**Exercise:**
The records underneath are to be repeated exactly, with the pictures left out.
[START OF Given information]
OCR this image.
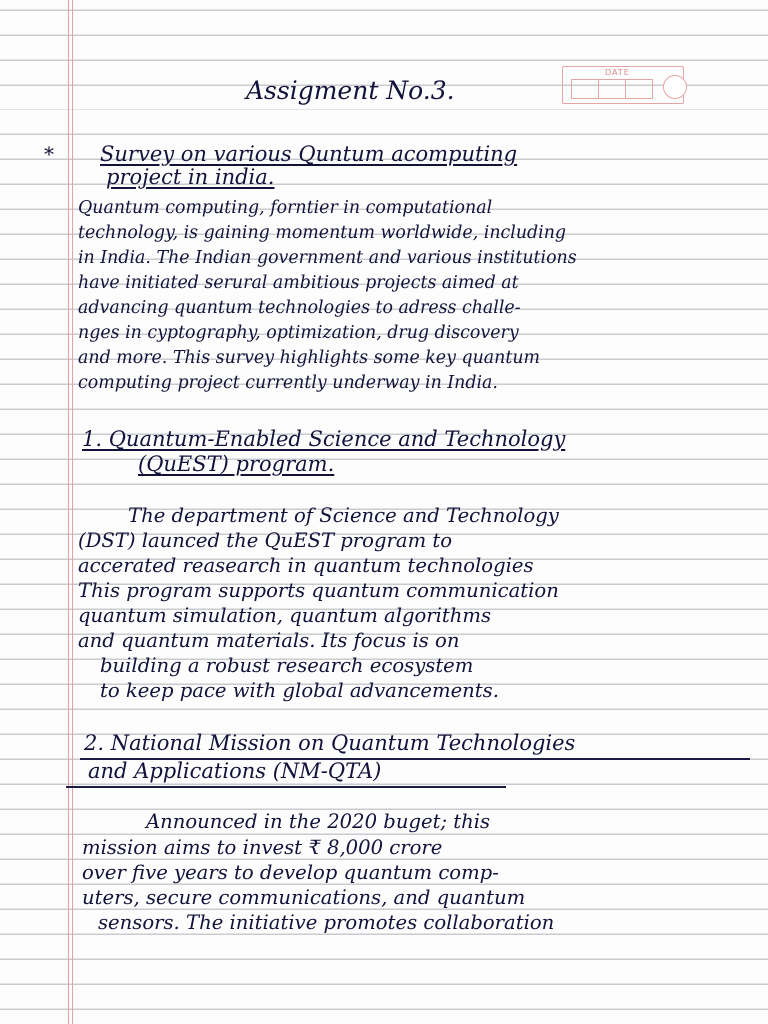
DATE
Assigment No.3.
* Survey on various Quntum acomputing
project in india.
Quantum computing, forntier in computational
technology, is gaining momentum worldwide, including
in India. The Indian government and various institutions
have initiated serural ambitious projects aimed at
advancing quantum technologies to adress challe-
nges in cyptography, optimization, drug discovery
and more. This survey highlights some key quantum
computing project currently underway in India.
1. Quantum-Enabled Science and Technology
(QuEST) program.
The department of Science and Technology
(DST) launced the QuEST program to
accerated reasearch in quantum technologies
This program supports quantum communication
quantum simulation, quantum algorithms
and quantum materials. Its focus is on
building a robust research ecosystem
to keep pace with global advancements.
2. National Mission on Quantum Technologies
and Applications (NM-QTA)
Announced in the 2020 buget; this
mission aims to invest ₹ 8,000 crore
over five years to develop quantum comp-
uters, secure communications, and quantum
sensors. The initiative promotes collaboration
[END OF Given information]
**Exercise answer:**
OCR this image.
DATE
Assigment No.3.
* Survey on various Quntum acomputing
project in india.
Quantum computing, forntier in computational
technology, is gaining momentum worldwide, including
in India. The Indian government and various institutions
have initiated serural ambitious projects aimed at
advancing quantum technologies to adress challe-
nges in cyptography, optimization, drug discovery
and more. This survey highlights some key quantum
computing project currently underway in India.
1. Quantum-Enabled Science and Technology
(QuEST) program.
The department of Science and Technology
(DST) launced the QuEST program to
accerated reasearch in quantum technologies
This program supports quantum communication
quantum simulation, quantum algorithms
and quantum materials. Its focus is on
building a robust research ecosystem
to keep pace with global advancements.
2. National Mission on Quantum Technologies
and Applications (NM-QTA)
Announced in the 2020 buget; this
mission aims to invest ₹ 8,000 crore
over five years to develop quantum comp-
uters, secure communications, and quantum
sensors. The initiative promotes collaboration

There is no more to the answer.